Copy the data precisely, character for character, and leave out every picture.

::: Listing :::

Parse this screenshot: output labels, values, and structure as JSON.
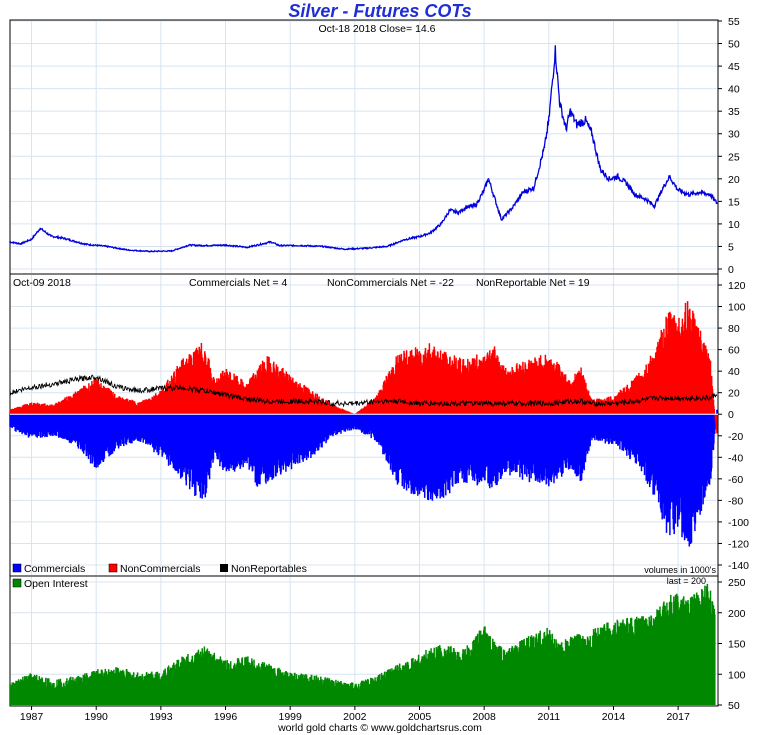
{
  "header": {
    "title": "Silver - Futures COTs",
    "subtitle": "Oct-18  2018   Close= 14.6"
  },
  "cot_header": {
    "date": "Oct-09  2018",
    "commercials": "Commercials Net = 4",
    "noncommercials": "NonCommercials Net = -22",
    "nonreportables": "NonReportable Net = 19"
  },
  "legend": {
    "commercials": "Commercials",
    "noncommercials": "NonCommercials",
    "nonreportables": "NonReportables",
    "units": "volumes in 1000's"
  },
  "oi_panel": {
    "legend": "Open Interest",
    "last": "last = 200"
  },
  "footer": {
    "credit": "world gold charts © www.goldchartsrus.com"
  },
  "colors": {
    "price": "#0000dd",
    "commercials": "#0000ff",
    "noncommercials": "#ff0000",
    "nonreportables": "#000000",
    "open_interest": "#008800",
    "grid": "#d8e4f0"
  },
  "chart_data": [
    {
      "type": "line",
      "title": "Silver - Futures COTs",
      "ylim": [
        0,
        55
      ],
      "yticks": [
        0,
        5,
        10,
        15,
        20,
        25,
        30,
        35,
        40,
        45,
        50,
        55
      ],
      "x": [
        1986.0,
        1986.5,
        1987.0,
        1987.4,
        1987.9,
        1988.5,
        1989.5,
        1990.5,
        1991.5,
        1992.5,
        1993.5,
        1994.3,
        1995.0,
        1996.0,
        1997.0,
        1998.1,
        1998.5,
        1999.5,
        2000.5,
        2001.5,
        2002.5,
        2003.5,
        2004.3,
        2005.0,
        2005.5,
        2006.0,
        2006.4,
        2006.8,
        2007.2,
        2007.6,
        2008.0,
        2008.2,
        2008.8,
        2009.3,
        2009.8,
        2010.3,
        2010.8,
        2011.0,
        2011.3,
        2011.5,
        2011.8,
        2012.0,
        2012.3,
        2012.7,
        2013.0,
        2013.4,
        2013.8,
        2014.2,
        2014.6,
        2015.0,
        2015.5,
        2015.9,
        2016.3,
        2016.6,
        2017.0,
        2017.5,
        2018.0,
        2018.5,
        2018.8
      ],
      "y": [
        6.0,
        5.6,
        6.6,
        9.0,
        7.3,
        6.8,
        5.5,
        5.0,
        4.2,
        3.9,
        4.0,
        5.3,
        5.2,
        5.3,
        4.8,
        6.0,
        5.2,
        5.2,
        5.0,
        4.4,
        4.6,
        5.0,
        6.5,
        7.2,
        8.0,
        10.0,
        13.0,
        12.5,
        13.8,
        14.0,
        17.5,
        20.0,
        11.0,
        13.5,
        17.0,
        18.0,
        27.0,
        33.0,
        48.5,
        37.0,
        31.0,
        35.0,
        32.0,
        33.0,
        30.0,
        22.0,
        20.0,
        20.5,
        19.0,
        16.5,
        15.5,
        14.0,
        18.0,
        20.5,
        17.5,
        16.5,
        17.0,
        16.5,
        14.6
      ]
    },
    {
      "type": "area",
      "ylim": [
        -140,
        120
      ],
      "yticks": [
        -140,
        -120,
        -100,
        -80,
        -60,
        -40,
        -20,
        0,
        20,
        40,
        60,
        80,
        100,
        120
      ],
      "x": [
        1986.0,
        1987.0,
        1988.0,
        1989.0,
        1990.0,
        1991.0,
        1992.0,
        1993.0,
        1994.0,
        1994.5,
        1995.0,
        1995.5,
        1996.0,
        1997.0,
        1997.5,
        1998.0,
        1999.0,
        2000.0,
        2001.0,
        2002.0,
        2003.0,
        2004.0,
        2005.0,
        2005.5,
        2006.0,
        2007.0,
        2008.0,
        2008.5,
        2009.0,
        2010.0,
        2011.0,
        2012.0,
        2012.5,
        2013.0,
        2014.0,
        2015.0,
        2016.0,
        2016.5,
        2017.0,
        2017.5,
        2018.0,
        2018.5,
        2018.8
      ],
      "series": [
        {
          "name": "Commercials",
          "values": [
            -12,
            -20,
            -18,
            -25,
            -45,
            -28,
            -22,
            -35,
            -55,
            -65,
            -72,
            -35,
            -50,
            -42,
            -60,
            -55,
            -45,
            -35,
            -18,
            -12,
            -22,
            -58,
            -70,
            -72,
            -70,
            -55,
            -60,
            -62,
            -48,
            -55,
            -60,
            -45,
            -55,
            -22,
            -25,
            -40,
            -70,
            -100,
            -95,
            -110,
            -85,
            -60,
            4
          ]
        },
        {
          "name": "NonCommercials",
          "values": [
            4,
            10,
            8,
            18,
            30,
            15,
            10,
            20,
            45,
            52,
            60,
            28,
            38,
            25,
            40,
            48,
            32,
            20,
            8,
            0,
            15,
            50,
            55,
            60,
            52,
            45,
            50,
            55,
            38,
            45,
            50,
            30,
            38,
            12,
            15,
            30,
            55,
            85,
            80,
            95,
            70,
            45,
            -22
          ]
        },
        {
          "name": "NonReportables",
          "values": [
            20,
            25,
            28,
            32,
            35,
            25,
            22,
            24,
            25,
            23,
            22,
            20,
            18,
            14,
            13,
            12,
            12,
            12,
            10,
            10,
            12,
            12,
            10,
            10,
            10,
            10,
            10,
            10,
            10,
            10,
            10,
            12,
            12,
            10,
            10,
            12,
            15,
            15,
            15,
            15,
            15,
            15,
            19
          ]
        }
      ]
    },
    {
      "type": "area",
      "ylim": [
        50,
        250
      ],
      "yticks": [
        50,
        100,
        150,
        200,
        250
      ],
      "x": [
        1986.0,
        1987.0,
        1988.0,
        1989.0,
        1990.0,
        1991.0,
        1992.0,
        1993.0,
        1994.0,
        1995.0,
        1995.5,
        1996.0,
        1997.0,
        1998.0,
        1999.0,
        2000.0,
        2001.0,
        2002.0,
        2003.0,
        2004.0,
        2004.5,
        2005.0,
        2006.0,
        2007.0,
        2007.5,
        2008.0,
        2008.3,
        2009.0,
        2010.0,
        2011.0,
        2011.5,
        2012.0,
        2013.0,
        2014.0,
        2015.0,
        2016.0,
        2016.5,
        2017.0,
        2017.5,
        2018.0,
        2018.3,
        2018.7
      ],
      "series": [
        {
          "name": "Open Interest",
          "values": [
            80,
            95,
            85,
            90,
            100,
            105,
            95,
            100,
            120,
            135,
            125,
            115,
            120,
            110,
            95,
            95,
            85,
            80,
            90,
            110,
            115,
            125,
            140,
            130,
            145,
            170,
            150,
            130,
            150,
            165,
            140,
            150,
            160,
            175,
            180,
            190,
            210,
            220,
            205,
            225,
            240,
            200
          ]
        }
      ]
    }
  ],
  "x_axis": {
    "labels": [
      "1987",
      "1990",
      "1993",
      "1996",
      "1999",
      "2002",
      "2005",
      "2008",
      "2011",
      "2014",
      "2017"
    ],
    "ticks": [
      1987,
      1990,
      1993,
      1996,
      1999,
      2002,
      2005,
      2008,
      2011,
      2014,
      2017
    ]
  }
}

:::

*Solved exercise:*
Parse this screenshot: output labels, values, and structure as JSON.
{
  "header": {
    "title": "Silver - Futures COTs",
    "subtitle": "Oct-18  2018   Close= 14.6"
  },
  "cot_header": {
    "date": "Oct-09  2018",
    "commercials": "Commercials Net = 4",
    "noncommercials": "NonCommercials Net = -22",
    "nonreportables": "NonReportable Net = 19"
  },
  "legend": {
    "commercials": "Commercials",
    "noncommercials": "NonCommercials",
    "nonreportables": "NonReportables",
    "units": "volumes in 1000's"
  },
  "oi_panel": {
    "legend": "Open Interest",
    "last": "last = 200"
  },
  "footer": {
    "credit": "world gold charts © www.goldchartsrus.com"
  },
  "colors": {
    "price": "#0000dd",
    "commercials": "#0000ff",
    "noncommercials": "#ff0000",
    "nonreportables": "#000000",
    "open_interest": "#008800",
    "grid": "#d8e4f0"
  },
  "chart_data": [
    {
      "type": "line",
      "title": "Silver - Futures COTs",
      "ylim": [
        0,
        55
      ],
      "yticks": [
        0,
        5,
        10,
        15,
        20,
        25,
        30,
        35,
        40,
        45,
        50,
        55
      ],
      "x": [
        1986.0,
        1986.5,
        1987.0,
        1987.4,
        1987.9,
        1988.5,
        1989.5,
        1990.5,
        1991.5,
        1992.5,
        1993.5,
        1994.3,
        1995.0,
        1996.0,
        1997.0,
        1998.1,
        1998.5,
        1999.5,
        2000.5,
        2001.5,
        2002.5,
        2003.5,
        2004.3,
        2005.0,
        2005.5,
        2006.0,
        2006.4,
        2006.8,
        2007.2,
        2007.6,
        2008.0,
        2008.2,
        2008.8,
        2009.3,
        2009.8,
        2010.3,
        2010.8,
        2011.0,
        2011.3,
        2011.5,
        2011.8,
        2012.0,
        2012.3,
        2012.7,
        2013.0,
        2013.4,
        2013.8,
        2014.2,
        2014.6,
        2015.0,
        2015.5,
        2015.9,
        2016.3,
        2016.6,
        2017.0,
        2017.5,
        2018.0,
        2018.5,
        2018.8
      ],
      "y": [
        6.0,
        5.6,
        6.6,
        9.0,
        7.3,
        6.8,
        5.5,
        5.0,
        4.2,
        3.9,
        4.0,
        5.3,
        5.2,
        5.3,
        4.8,
        6.0,
        5.2,
        5.2,
        5.0,
        4.4,
        4.6,
        5.0,
        6.5,
        7.2,
        8.0,
        10.0,
        13.0,
        12.5,
        13.8,
        14.0,
        17.5,
        20.0,
        11.0,
        13.5,
        17.0,
        18.0,
        27.0,
        33.0,
        48.5,
        37.0,
        31.0,
        35.0,
        32.0,
        33.0,
        30.0,
        22.0,
        20.0,
        20.5,
        19.0,
        16.5,
        15.5,
        14.0,
        18.0,
        20.5,
        17.5,
        16.5,
        17.0,
        16.5,
        14.6
      ]
    },
    {
      "type": "area",
      "ylim": [
        -140,
        120
      ],
      "yticks": [
        -140,
        -120,
        -100,
        -80,
        -60,
        -40,
        -20,
        0,
        20,
        40,
        60,
        80,
        100,
        120
      ],
      "x": [
        1986.0,
        1987.0,
        1988.0,
        1989.0,
        1990.0,
        1991.0,
        1992.0,
        1993.0,
        1994.0,
        1994.5,
        1995.0,
        1995.5,
        1996.0,
        1997.0,
        1997.5,
        1998.0,
        1999.0,
        2000.0,
        2001.0,
        2002.0,
        2003.0,
        2004.0,
        2005.0,
        2005.5,
        2006.0,
        2007.0,
        2008.0,
        2008.5,
        2009.0,
        2010.0,
        2011.0,
        2012.0,
        2012.5,
        2013.0,
        2014.0,
        2015.0,
        2016.0,
        2016.5,
        2017.0,
        2017.5,
        2018.0,
        2018.5,
        2018.8
      ],
      "series": [
        {
          "name": "Commercials",
          "values": [
            -12,
            -20,
            -18,
            -25,
            -45,
            -28,
            -22,
            -35,
            -55,
            -65,
            -72,
            -35,
            -50,
            -42,
            -60,
            -55,
            -45,
            -35,
            -18,
            -12,
            -22,
            -58,
            -70,
            -72,
            -70,
            -55,
            -60,
            -62,
            -48,
            -55,
            -60,
            -45,
            -55,
            -22,
            -25,
            -40,
            -70,
            -100,
            -95,
            -110,
            -85,
            -60,
            4
          ]
        },
        {
          "name": "NonCommercials",
          "values": [
            4,
            10,
            8,
            18,
            30,
            15,
            10,
            20,
            45,
            52,
            60,
            28,
            38,
            25,
            40,
            48,
            32,
            20,
            8,
            0,
            15,
            50,
            55,
            60,
            52,
            45,
            50,
            55,
            38,
            45,
            50,
            30,
            38,
            12,
            15,
            30,
            55,
            85,
            80,
            95,
            70,
            45,
            -22
          ]
        },
        {
          "name": "NonReportables",
          "values": [
            20,
            25,
            28,
            32,
            35,
            25,
            22,
            24,
            25,
            23,
            22,
            20,
            18,
            14,
            13,
            12,
            12,
            12,
            10,
            10,
            12,
            12,
            10,
            10,
            10,
            10,
            10,
            10,
            10,
            10,
            10,
            12,
            12,
            10,
            10,
            12,
            15,
            15,
            15,
            15,
            15,
            15,
            19
          ]
        }
      ]
    },
    {
      "type": "area",
      "ylim": [
        50,
        250
      ],
      "yticks": [
        50,
        100,
        150,
        200,
        250
      ],
      "x": [
        1986.0,
        1987.0,
        1988.0,
        1989.0,
        1990.0,
        1991.0,
        1992.0,
        1993.0,
        1994.0,
        1995.0,
        1995.5,
        1996.0,
        1997.0,
        1998.0,
        1999.0,
        2000.0,
        2001.0,
        2002.0,
        2003.0,
        2004.0,
        2004.5,
        2005.0,
        2006.0,
        2007.0,
        2007.5,
        2008.0,
        2008.3,
        2009.0,
        2010.0,
        2011.0,
        2011.5,
        2012.0,
        2013.0,
        2014.0,
        2015.0,
        2016.0,
        2016.5,
        2017.0,
        2017.5,
        2018.0,
        2018.3,
        2018.7
      ],
      "series": [
        {
          "name": "Open Interest",
          "values": [
            80,
            95,
            85,
            90,
            100,
            105,
            95,
            100,
            120,
            135,
            125,
            115,
            120,
            110,
            95,
            95,
            85,
            80,
            90,
            110,
            115,
            125,
            140,
            130,
            145,
            170,
            150,
            130,
            150,
            165,
            140,
            150,
            160,
            175,
            180,
            190,
            210,
            220,
            205,
            225,
            240,
            200
          ]
        }
      ]
    }
  ],
  "x_axis": {
    "labels": [
      "1987",
      "1990",
      "1993",
      "1996",
      "1999",
      "2002",
      "2005",
      "2008",
      "2011",
      "2014",
      "2017"
    ],
    "ticks": [
      1987,
      1990,
      1993,
      1996,
      1999,
      2002,
      2005,
      2008,
      2011,
      2014,
      2017
    ]
  }
}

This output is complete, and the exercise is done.